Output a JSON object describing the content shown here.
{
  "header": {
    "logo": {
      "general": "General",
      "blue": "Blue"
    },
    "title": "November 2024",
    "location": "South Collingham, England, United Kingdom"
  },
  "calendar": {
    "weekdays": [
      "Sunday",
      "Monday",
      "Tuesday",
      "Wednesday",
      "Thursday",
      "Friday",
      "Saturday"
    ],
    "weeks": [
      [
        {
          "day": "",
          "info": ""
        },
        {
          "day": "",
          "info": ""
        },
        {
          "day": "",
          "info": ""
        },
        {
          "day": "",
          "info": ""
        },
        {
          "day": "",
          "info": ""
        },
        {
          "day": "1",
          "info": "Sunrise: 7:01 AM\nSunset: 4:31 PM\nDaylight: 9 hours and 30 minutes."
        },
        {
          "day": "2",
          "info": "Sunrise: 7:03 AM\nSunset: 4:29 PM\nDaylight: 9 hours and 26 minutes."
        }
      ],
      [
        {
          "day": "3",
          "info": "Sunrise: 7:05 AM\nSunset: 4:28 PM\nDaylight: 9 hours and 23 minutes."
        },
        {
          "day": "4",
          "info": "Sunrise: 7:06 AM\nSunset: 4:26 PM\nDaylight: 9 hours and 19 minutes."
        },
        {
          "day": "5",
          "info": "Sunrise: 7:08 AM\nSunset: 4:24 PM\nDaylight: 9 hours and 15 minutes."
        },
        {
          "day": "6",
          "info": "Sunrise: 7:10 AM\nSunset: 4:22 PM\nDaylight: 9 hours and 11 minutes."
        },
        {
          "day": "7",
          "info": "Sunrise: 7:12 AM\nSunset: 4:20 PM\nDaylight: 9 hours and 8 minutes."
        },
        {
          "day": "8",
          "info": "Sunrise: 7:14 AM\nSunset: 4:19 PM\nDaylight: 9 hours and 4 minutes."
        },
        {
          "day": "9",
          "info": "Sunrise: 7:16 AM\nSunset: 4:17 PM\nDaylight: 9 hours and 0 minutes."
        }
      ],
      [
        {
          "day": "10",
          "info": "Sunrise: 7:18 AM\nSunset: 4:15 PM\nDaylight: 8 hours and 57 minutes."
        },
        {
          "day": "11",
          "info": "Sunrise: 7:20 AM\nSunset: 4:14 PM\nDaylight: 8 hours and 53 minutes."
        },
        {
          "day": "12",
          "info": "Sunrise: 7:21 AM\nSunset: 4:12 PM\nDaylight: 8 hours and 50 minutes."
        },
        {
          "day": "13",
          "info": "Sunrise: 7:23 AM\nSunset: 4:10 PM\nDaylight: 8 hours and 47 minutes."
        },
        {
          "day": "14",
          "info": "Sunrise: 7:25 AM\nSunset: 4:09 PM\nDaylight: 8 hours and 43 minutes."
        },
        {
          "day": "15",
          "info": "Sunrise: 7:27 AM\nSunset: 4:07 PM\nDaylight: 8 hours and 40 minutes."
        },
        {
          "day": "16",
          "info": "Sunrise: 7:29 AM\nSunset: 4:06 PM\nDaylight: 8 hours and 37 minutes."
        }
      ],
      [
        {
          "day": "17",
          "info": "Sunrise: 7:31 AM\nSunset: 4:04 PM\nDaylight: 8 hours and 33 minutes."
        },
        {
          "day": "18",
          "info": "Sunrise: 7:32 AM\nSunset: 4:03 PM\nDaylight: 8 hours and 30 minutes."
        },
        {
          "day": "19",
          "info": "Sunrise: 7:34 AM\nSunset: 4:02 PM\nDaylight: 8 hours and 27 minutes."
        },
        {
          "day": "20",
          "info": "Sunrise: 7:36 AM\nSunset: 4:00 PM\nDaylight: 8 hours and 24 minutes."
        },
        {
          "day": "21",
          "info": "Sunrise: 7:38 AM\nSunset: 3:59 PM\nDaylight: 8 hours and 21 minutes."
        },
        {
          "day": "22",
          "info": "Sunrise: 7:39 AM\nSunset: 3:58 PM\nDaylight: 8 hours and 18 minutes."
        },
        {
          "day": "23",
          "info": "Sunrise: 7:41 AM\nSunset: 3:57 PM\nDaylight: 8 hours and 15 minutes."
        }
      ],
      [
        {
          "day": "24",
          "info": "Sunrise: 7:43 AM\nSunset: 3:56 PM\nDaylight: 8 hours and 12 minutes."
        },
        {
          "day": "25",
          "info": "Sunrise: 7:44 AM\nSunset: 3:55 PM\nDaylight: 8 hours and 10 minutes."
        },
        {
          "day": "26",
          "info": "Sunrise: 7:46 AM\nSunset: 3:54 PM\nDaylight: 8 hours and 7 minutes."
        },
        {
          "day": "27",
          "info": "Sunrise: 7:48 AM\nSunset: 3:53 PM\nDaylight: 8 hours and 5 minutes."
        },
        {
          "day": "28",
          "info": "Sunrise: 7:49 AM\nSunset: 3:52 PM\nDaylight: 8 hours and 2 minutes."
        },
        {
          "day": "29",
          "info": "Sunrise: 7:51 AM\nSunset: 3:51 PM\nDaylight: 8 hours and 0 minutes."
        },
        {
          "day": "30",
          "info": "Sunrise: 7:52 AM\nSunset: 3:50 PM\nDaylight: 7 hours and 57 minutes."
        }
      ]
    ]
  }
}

__________________________________________________

Output the entries verbatim.

Output a JSON object describing the content shown here.
{
  "header": {
    "logo": {
      "general": "General",
      "blue": "Blue"
    },
    "title": "November 2024",
    "location": "South Collingham, England, United Kingdom"
  },
  "calendar": {
    "weekdays": [
      "Sunday",
      "Monday",
      "Tuesday",
      "Wednesday",
      "Thursday",
      "Friday",
      "Saturday"
    ],
    "weeks": [
      [
        {
          "day": "",
          "info": ""
        },
        {
          "day": "",
          "info": ""
        },
        {
          "day": "",
          "info": ""
        },
        {
          "day": "",
          "info": ""
        },
        {
          "day": "",
          "info": ""
        },
        {
          "day": "1",
          "info": "Sunrise: 7:01 AM\nSunset: 4:31 PM\nDaylight: 9 hours and 30 minutes."
        },
        {
          "day": "2",
          "info": "Sunrise: 7:03 AM\nSunset: 4:29 PM\nDaylight: 9 hours and 26 minutes."
        }
      ],
      [
        {
          "day": "3",
          "info": "Sunrise: 7:05 AM\nSunset: 4:28 PM\nDaylight: 9 hours and 23 minutes."
        },
        {
          "day": "4",
          "info": "Sunrise: 7:06 AM\nSunset: 4:26 PM\nDaylight: 9 hours and 19 minutes."
        },
        {
          "day": "5",
          "info": "Sunrise: 7:08 AM\nSunset: 4:24 PM\nDaylight: 9 hours and 15 minutes."
        },
        {
          "day": "6",
          "info": "Sunrise: 7:10 AM\nSunset: 4:22 PM\nDaylight: 9 hours and 11 minutes."
        },
        {
          "day": "7",
          "info": "Sunrise: 7:12 AM\nSunset: 4:20 PM\nDaylight: 9 hours and 8 minutes."
        },
        {
          "day": "8",
          "info": "Sunrise: 7:14 AM\nSunset: 4:19 PM\nDaylight: 9 hours and 4 minutes."
        },
        {
          "day": "9",
          "info": "Sunrise: 7:16 AM\nSunset: 4:17 PM\nDaylight: 9 hours and 0 minutes."
        }
      ],
      [
        {
          "day": "10",
          "info": "Sunrise: 7:18 AM\nSunset: 4:15 PM\nDaylight: 8 hours and 57 minutes."
        },
        {
          "day": "11",
          "info": "Sunrise: 7:20 AM\nSunset: 4:14 PM\nDaylight: 8 hours and 53 minutes."
        },
        {
          "day": "12",
          "info": "Sunrise: 7:21 AM\nSunset: 4:12 PM\nDaylight: 8 hours and 50 minutes."
        },
        {
          "day": "13",
          "info": "Sunrise: 7:23 AM\nSunset: 4:10 PM\nDaylight: 8 hours and 47 minutes."
        },
        {
          "day": "14",
          "info": "Sunrise: 7:25 AM\nSunset: 4:09 PM\nDaylight: 8 hours and 43 minutes."
        },
        {
          "day": "15",
          "info": "Sunrise: 7:27 AM\nSunset: 4:07 PM\nDaylight: 8 hours and 40 minutes."
        },
        {
          "day": "16",
          "info": "Sunrise: 7:29 AM\nSunset: 4:06 PM\nDaylight: 8 hours and 37 minutes."
        }
      ],
      [
        {
          "day": "17",
          "info": "Sunrise: 7:31 AM\nSunset: 4:04 PM\nDaylight: 8 hours and 33 minutes."
        },
        {
          "day": "18",
          "info": "Sunrise: 7:32 AM\nSunset: 4:03 PM\nDaylight: 8 hours and 30 minutes."
        },
        {
          "day": "19",
          "info": "Sunrise: 7:34 AM\nSunset: 4:02 PM\nDaylight: 8 hours and 27 minutes."
        },
        {
          "day": "20",
          "info": "Sunrise: 7:36 AM\nSunset: 4:00 PM\nDaylight: 8 hours and 24 minutes."
        },
        {
          "day": "21",
          "info": "Sunrise: 7:38 AM\nSunset: 3:59 PM\nDaylight: 8 hours and 21 minutes."
        },
        {
          "day": "22",
          "info": "Sunrise: 7:39 AM\nSunset: 3:58 PM\nDaylight: 8 hours and 18 minutes."
        },
        {
          "day": "23",
          "info": "Sunrise: 7:41 AM\nSunset: 3:57 PM\nDaylight: 8 hours and 15 minutes."
        }
      ],
      [
        {
          "day": "24",
          "info": "Sunrise: 7:43 AM\nSunset: 3:56 PM\nDaylight: 8 hours and 12 minutes."
        },
        {
          "day": "25",
          "info": "Sunrise: 7:44 AM\nSunset: 3:55 PM\nDaylight: 8 hours and 10 minutes."
        },
        {
          "day": "26",
          "info": "Sunrise: 7:46 AM\nSunset: 3:54 PM\nDaylight: 8 hours and 7 minutes."
        },
        {
          "day": "27",
          "info": "Sunrise: 7:48 AM\nSunset: 3:53 PM\nDaylight: 8 hours and 5 minutes."
        },
        {
          "day": "28",
          "info": "Sunrise: 7:49 AM\nSunset: 3:52 PM\nDaylight: 8 hours and 2 minutes."
        },
        {
          "day": "29",
          "info": "Sunrise: 7:51 AM\nSunset: 3:51 PM\nDaylight: 8 hours and 0 minutes."
        },
        {
          "day": "30",
          "info": "Sunrise: 7:52 AM\nSunset: 3:50 PM\nDaylight: 7 hours and 57 minutes."
        }
      ]
    ]
  }
}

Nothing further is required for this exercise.